Instructions to follow: From the entries below, copy every line where the string "health" appears.
################
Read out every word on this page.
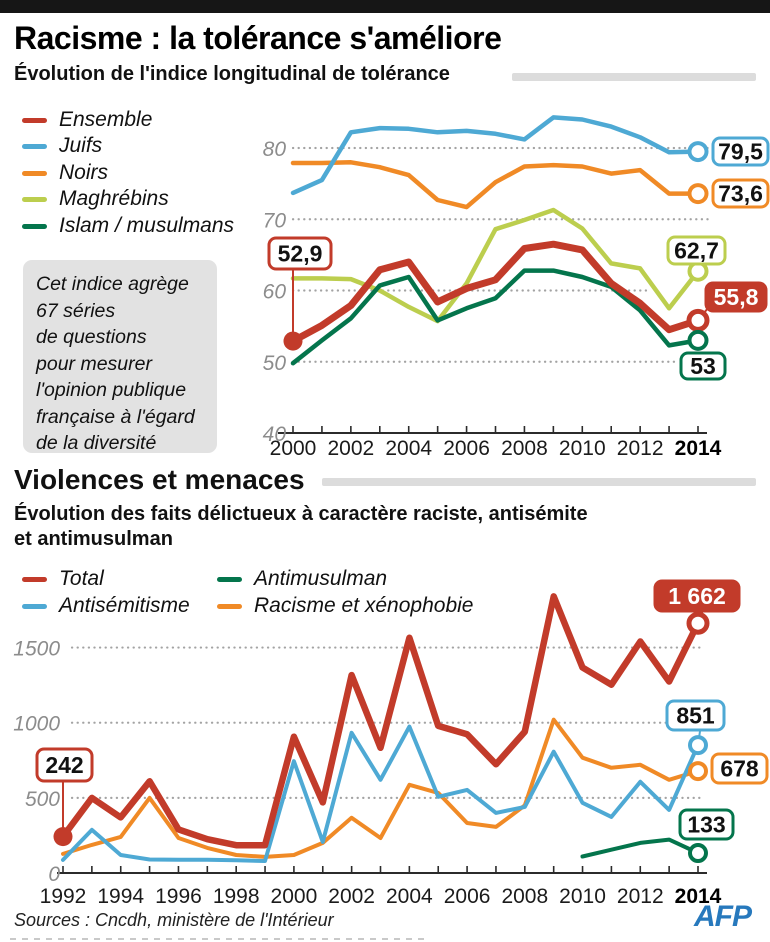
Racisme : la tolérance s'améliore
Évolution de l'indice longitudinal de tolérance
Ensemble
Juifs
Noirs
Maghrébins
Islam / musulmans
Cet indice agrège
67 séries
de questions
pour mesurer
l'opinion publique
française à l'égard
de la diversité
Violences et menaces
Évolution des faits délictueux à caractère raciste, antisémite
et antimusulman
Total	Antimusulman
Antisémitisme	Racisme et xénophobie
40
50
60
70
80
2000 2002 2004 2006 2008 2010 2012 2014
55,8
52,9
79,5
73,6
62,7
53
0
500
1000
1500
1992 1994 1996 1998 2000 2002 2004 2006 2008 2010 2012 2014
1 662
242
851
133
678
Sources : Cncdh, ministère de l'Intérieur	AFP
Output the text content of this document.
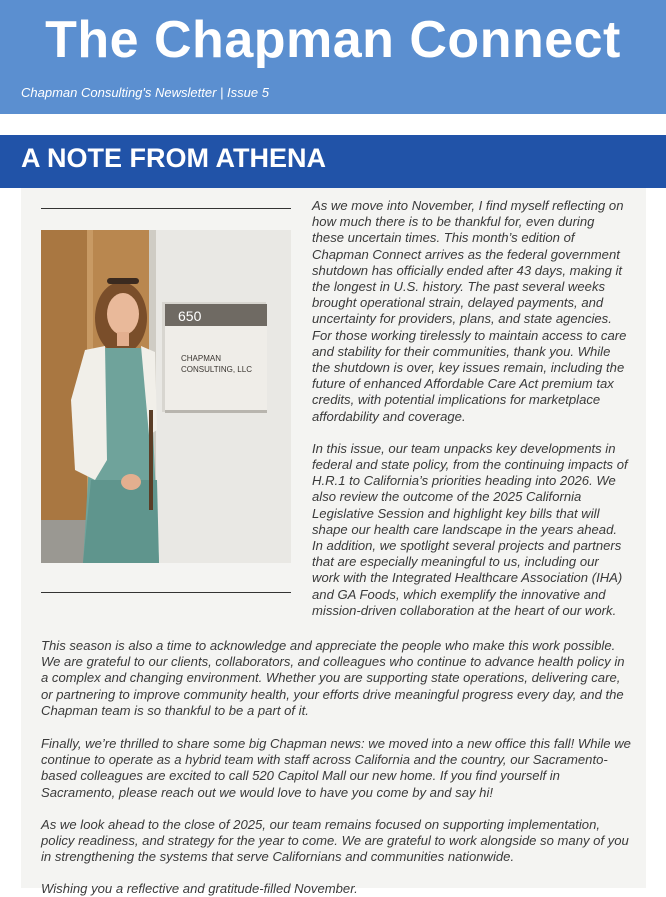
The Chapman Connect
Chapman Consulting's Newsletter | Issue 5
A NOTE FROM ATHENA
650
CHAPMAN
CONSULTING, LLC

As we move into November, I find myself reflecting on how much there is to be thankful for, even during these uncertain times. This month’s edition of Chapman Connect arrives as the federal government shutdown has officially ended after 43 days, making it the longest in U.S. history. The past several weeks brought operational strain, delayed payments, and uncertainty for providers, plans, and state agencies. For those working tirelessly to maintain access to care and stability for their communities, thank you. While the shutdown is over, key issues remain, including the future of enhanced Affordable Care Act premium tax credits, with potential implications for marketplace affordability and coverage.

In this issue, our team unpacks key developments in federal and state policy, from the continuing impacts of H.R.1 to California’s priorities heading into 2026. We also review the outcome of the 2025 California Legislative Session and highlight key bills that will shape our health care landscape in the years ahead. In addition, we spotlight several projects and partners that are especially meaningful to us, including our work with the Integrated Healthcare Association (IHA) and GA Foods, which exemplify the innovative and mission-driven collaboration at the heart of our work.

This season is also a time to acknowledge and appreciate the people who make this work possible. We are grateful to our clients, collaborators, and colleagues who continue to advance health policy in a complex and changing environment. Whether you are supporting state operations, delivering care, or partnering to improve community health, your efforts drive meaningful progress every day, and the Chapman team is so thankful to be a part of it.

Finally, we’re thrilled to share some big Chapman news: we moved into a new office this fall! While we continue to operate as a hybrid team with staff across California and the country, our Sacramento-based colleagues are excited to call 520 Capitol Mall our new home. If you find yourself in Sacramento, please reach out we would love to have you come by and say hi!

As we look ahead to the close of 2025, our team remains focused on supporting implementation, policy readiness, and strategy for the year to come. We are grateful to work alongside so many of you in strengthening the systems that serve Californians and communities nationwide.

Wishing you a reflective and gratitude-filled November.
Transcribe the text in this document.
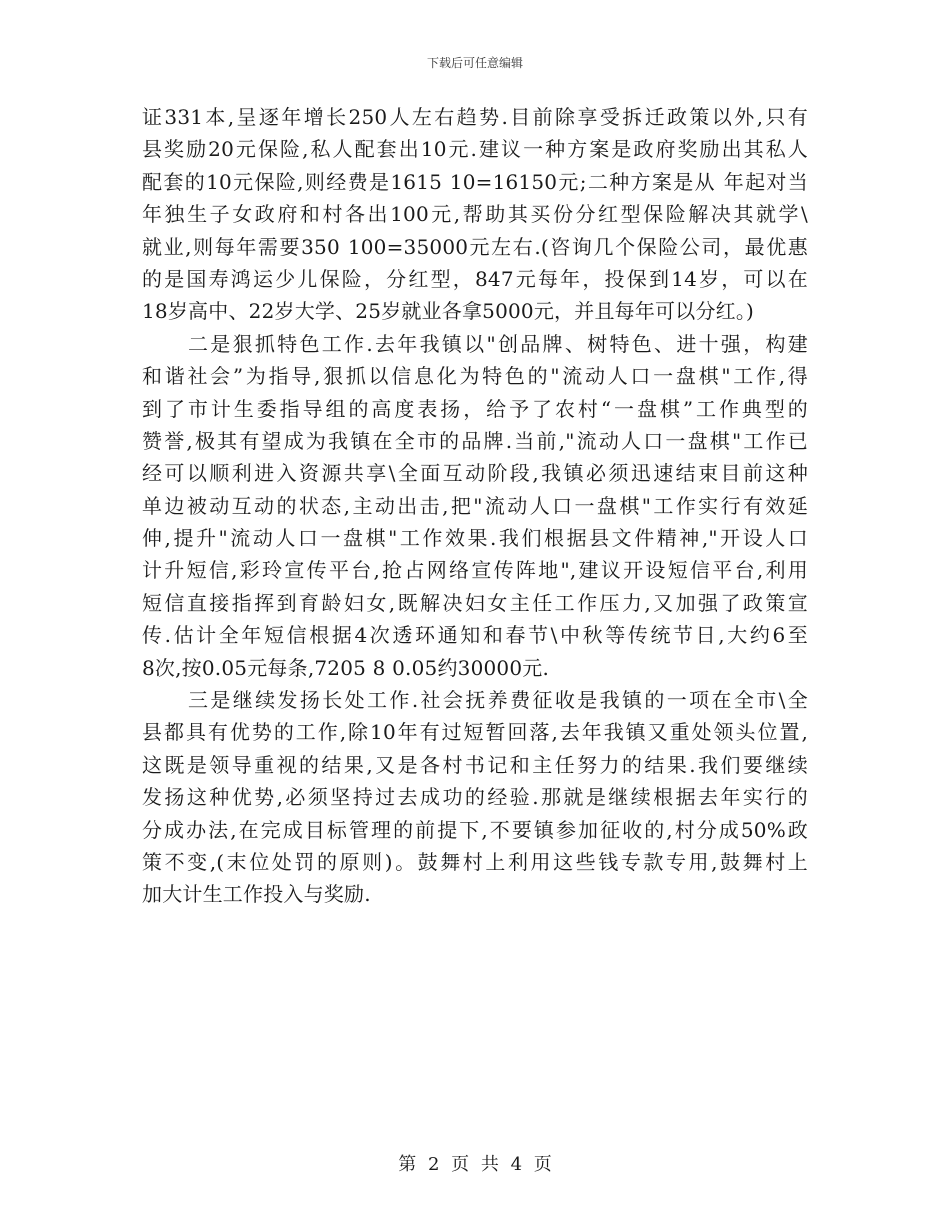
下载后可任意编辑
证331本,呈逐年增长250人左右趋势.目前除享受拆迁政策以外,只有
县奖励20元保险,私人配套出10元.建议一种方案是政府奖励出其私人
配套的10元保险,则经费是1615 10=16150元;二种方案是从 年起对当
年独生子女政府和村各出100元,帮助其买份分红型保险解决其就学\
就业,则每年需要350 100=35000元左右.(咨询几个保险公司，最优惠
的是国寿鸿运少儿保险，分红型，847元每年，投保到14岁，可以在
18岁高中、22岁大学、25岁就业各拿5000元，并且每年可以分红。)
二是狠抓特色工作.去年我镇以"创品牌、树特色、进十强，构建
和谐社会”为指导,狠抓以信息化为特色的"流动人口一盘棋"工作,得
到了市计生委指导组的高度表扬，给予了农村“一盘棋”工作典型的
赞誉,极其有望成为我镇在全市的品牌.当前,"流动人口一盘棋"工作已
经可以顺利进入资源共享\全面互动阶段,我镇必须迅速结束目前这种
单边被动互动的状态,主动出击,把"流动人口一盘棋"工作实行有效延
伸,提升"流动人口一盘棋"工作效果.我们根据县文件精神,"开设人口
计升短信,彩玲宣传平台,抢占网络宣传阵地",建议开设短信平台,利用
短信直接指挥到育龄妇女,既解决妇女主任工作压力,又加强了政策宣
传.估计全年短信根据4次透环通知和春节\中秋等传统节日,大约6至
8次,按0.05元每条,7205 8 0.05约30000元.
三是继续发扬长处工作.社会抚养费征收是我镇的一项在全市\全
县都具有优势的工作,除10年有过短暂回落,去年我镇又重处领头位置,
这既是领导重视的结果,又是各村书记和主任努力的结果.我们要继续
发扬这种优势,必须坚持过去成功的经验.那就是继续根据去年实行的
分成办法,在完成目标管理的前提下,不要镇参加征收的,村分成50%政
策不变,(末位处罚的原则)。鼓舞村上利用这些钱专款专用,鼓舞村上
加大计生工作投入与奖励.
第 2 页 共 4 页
################
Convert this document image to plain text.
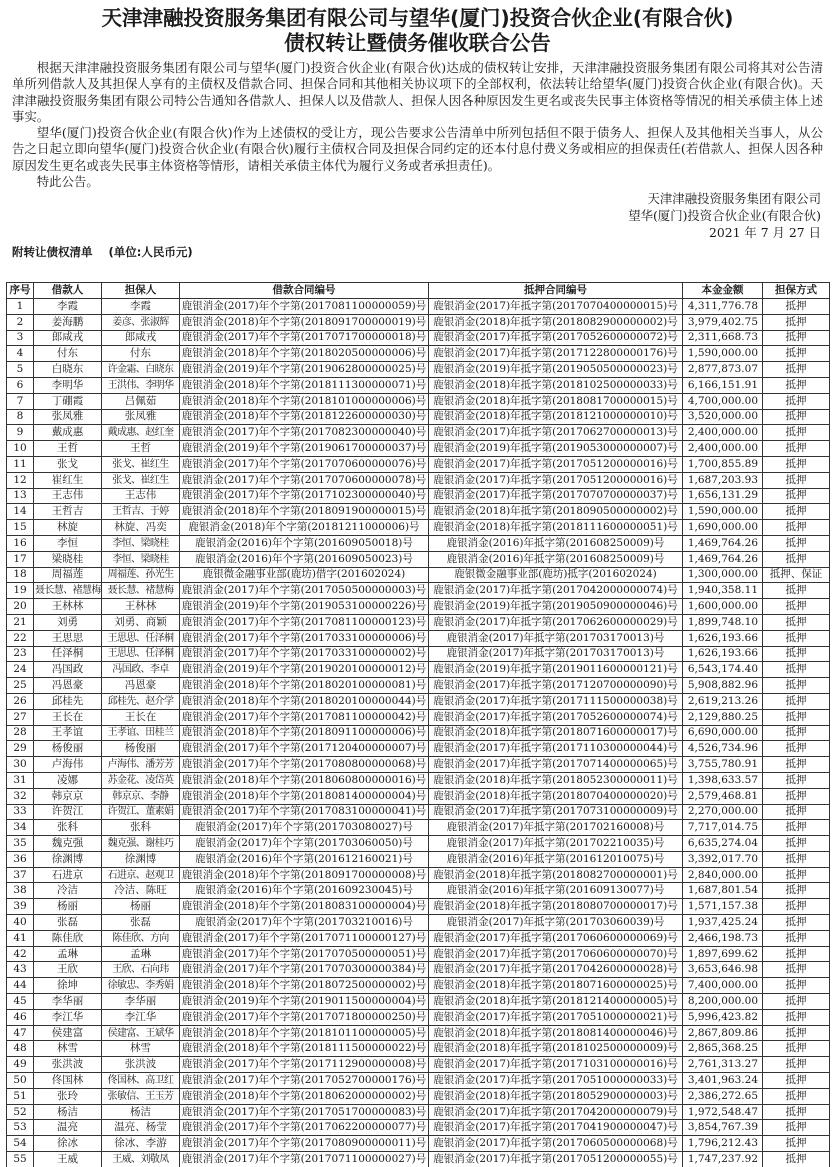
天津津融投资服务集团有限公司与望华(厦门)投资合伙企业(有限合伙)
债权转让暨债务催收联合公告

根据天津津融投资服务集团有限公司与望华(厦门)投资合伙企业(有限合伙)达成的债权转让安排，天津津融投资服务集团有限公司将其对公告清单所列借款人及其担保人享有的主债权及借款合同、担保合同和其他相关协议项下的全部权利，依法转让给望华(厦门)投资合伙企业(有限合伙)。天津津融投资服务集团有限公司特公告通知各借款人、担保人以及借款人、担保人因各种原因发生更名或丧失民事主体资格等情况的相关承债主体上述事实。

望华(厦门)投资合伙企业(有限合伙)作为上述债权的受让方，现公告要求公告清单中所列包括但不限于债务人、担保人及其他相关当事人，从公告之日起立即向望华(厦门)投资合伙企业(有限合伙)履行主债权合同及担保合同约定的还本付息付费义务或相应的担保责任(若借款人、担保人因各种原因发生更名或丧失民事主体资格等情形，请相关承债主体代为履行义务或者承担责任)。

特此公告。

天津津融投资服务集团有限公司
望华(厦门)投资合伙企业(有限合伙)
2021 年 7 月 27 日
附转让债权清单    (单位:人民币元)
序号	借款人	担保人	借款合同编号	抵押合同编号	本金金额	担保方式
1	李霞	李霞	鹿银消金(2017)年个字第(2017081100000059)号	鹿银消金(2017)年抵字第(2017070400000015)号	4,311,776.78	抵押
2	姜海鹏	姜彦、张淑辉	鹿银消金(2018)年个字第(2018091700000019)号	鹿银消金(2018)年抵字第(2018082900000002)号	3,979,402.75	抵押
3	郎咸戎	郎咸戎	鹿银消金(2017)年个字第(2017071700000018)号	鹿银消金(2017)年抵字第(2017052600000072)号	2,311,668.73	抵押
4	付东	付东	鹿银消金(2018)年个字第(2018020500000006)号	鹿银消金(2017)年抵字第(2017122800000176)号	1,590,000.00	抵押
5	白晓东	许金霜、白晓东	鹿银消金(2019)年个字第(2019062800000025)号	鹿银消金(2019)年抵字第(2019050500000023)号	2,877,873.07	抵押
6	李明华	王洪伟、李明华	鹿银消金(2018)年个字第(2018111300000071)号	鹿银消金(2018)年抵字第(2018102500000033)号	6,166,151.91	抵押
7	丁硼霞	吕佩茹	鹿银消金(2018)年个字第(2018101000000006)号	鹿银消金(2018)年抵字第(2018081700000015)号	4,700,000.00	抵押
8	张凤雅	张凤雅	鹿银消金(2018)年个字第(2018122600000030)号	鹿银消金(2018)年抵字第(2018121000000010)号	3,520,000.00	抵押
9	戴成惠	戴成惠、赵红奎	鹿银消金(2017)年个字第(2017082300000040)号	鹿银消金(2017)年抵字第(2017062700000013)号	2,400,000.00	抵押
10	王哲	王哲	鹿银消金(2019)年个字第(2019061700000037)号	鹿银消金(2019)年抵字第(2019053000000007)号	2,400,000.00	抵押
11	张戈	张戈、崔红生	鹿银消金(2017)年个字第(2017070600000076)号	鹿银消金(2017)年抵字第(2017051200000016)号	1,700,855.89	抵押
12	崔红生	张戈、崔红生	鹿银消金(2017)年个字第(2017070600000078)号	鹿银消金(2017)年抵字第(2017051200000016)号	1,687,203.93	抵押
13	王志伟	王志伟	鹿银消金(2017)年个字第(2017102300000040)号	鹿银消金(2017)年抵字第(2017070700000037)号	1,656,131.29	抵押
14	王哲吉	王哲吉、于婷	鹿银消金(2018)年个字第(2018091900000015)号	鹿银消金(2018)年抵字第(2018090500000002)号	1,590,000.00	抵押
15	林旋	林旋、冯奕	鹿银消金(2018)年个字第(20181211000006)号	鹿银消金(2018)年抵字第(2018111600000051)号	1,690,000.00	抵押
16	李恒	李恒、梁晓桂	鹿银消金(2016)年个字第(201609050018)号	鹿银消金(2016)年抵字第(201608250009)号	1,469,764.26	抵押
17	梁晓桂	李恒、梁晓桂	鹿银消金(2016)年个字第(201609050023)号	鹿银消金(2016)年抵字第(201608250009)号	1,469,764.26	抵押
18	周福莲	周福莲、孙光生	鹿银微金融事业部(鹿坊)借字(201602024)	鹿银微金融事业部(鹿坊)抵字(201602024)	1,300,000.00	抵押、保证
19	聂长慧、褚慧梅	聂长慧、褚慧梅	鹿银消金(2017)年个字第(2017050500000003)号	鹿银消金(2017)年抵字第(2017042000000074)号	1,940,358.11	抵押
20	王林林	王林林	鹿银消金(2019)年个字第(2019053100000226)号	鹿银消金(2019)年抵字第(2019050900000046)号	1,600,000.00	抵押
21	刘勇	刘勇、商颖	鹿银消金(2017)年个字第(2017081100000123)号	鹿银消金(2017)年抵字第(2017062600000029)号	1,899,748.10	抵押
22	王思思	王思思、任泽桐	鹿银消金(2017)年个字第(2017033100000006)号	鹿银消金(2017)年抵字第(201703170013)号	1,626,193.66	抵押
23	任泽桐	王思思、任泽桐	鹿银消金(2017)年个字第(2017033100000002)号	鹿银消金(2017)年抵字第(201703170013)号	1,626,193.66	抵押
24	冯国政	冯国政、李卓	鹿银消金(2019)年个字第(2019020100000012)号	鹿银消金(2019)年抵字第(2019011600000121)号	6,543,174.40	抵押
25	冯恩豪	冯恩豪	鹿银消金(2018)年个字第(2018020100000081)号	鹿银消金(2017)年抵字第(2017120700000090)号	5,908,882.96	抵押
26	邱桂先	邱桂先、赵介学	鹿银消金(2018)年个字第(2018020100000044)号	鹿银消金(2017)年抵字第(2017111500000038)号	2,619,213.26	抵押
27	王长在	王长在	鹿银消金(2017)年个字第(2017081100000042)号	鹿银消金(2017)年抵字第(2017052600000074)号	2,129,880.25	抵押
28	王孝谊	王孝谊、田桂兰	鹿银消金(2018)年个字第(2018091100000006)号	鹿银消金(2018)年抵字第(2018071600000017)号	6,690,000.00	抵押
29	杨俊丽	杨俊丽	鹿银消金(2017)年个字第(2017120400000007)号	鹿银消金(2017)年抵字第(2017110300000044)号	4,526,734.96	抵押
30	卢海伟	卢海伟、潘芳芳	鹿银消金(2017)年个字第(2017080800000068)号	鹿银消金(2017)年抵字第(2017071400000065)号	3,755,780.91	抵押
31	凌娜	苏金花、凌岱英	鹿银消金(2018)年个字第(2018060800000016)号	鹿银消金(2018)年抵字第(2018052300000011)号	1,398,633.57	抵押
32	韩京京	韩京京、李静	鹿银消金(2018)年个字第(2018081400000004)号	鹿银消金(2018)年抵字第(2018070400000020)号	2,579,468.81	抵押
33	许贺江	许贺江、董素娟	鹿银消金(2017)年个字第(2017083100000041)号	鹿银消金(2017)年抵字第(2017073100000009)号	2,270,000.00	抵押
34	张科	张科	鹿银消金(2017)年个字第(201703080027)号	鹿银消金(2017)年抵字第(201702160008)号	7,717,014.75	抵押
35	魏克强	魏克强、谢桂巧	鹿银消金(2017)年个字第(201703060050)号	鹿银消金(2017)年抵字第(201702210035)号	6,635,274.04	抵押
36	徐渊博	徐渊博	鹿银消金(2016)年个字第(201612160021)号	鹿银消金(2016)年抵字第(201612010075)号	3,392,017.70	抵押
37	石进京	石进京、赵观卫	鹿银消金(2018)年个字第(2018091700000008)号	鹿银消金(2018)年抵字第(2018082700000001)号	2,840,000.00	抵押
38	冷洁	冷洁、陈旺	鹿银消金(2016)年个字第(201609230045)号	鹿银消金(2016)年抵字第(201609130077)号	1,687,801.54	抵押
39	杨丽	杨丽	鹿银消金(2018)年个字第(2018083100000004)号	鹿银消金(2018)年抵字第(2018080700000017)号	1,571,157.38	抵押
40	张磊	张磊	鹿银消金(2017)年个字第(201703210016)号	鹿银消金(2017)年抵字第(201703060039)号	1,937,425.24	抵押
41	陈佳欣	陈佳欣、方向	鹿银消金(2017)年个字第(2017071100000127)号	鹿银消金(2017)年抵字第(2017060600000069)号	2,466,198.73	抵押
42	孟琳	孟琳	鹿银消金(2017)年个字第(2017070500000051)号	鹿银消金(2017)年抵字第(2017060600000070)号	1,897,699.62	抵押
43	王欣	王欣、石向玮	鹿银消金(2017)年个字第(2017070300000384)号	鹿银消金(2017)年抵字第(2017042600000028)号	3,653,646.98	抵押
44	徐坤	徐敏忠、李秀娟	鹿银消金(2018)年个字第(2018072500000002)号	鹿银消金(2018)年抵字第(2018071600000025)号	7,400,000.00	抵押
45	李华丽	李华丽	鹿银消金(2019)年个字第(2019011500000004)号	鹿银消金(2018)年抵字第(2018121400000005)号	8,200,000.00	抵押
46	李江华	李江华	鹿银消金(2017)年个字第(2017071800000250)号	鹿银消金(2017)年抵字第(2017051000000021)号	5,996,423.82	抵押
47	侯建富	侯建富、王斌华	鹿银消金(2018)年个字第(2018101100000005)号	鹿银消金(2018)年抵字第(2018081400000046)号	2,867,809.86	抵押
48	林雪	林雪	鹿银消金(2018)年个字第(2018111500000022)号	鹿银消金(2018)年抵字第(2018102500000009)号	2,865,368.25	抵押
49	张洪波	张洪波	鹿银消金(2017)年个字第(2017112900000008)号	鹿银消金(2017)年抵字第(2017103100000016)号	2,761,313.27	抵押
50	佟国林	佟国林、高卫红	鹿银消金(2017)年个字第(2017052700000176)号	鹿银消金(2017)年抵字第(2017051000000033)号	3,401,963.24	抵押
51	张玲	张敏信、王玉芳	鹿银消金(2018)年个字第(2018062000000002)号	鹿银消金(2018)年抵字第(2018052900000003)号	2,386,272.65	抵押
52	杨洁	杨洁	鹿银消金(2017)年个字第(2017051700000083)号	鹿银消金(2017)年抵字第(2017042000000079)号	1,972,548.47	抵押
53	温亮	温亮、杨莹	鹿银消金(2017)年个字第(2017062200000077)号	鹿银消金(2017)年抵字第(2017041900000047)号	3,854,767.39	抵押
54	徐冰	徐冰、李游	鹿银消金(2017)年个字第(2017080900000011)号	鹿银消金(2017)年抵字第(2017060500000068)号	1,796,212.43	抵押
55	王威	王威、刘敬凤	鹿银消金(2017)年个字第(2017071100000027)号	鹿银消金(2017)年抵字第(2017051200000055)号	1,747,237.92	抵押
################
Reply to the exercise:
In this issue, our team unpacks key developments in federal and state policy, from the continuing impacts of H.R.1 to California’s priorities heading into 2026. We also review the outcome of the 2025 California Legislative Session and highlight key bills that will shape our health care landscape in the years ahead. In addition, we spotlight several projects and partners that are especially meaningful to us, including our work with the Integrated Healthcare Association (IHA) and GA Foods, which exemplify the innovative and mission-driven collaboration at the heart of our work.
This season is also a time to acknowledge and appreciate the people who make this work possible. We are grateful to our clients, collaborators, and colleagues who continue to advance health policy in a complex and changing environment. Whether you are supporting state operations, delivering care, or partnering to improve community health, your efforts drive meaningful progress every day, and the Chapman team is so thankful to be a part of it.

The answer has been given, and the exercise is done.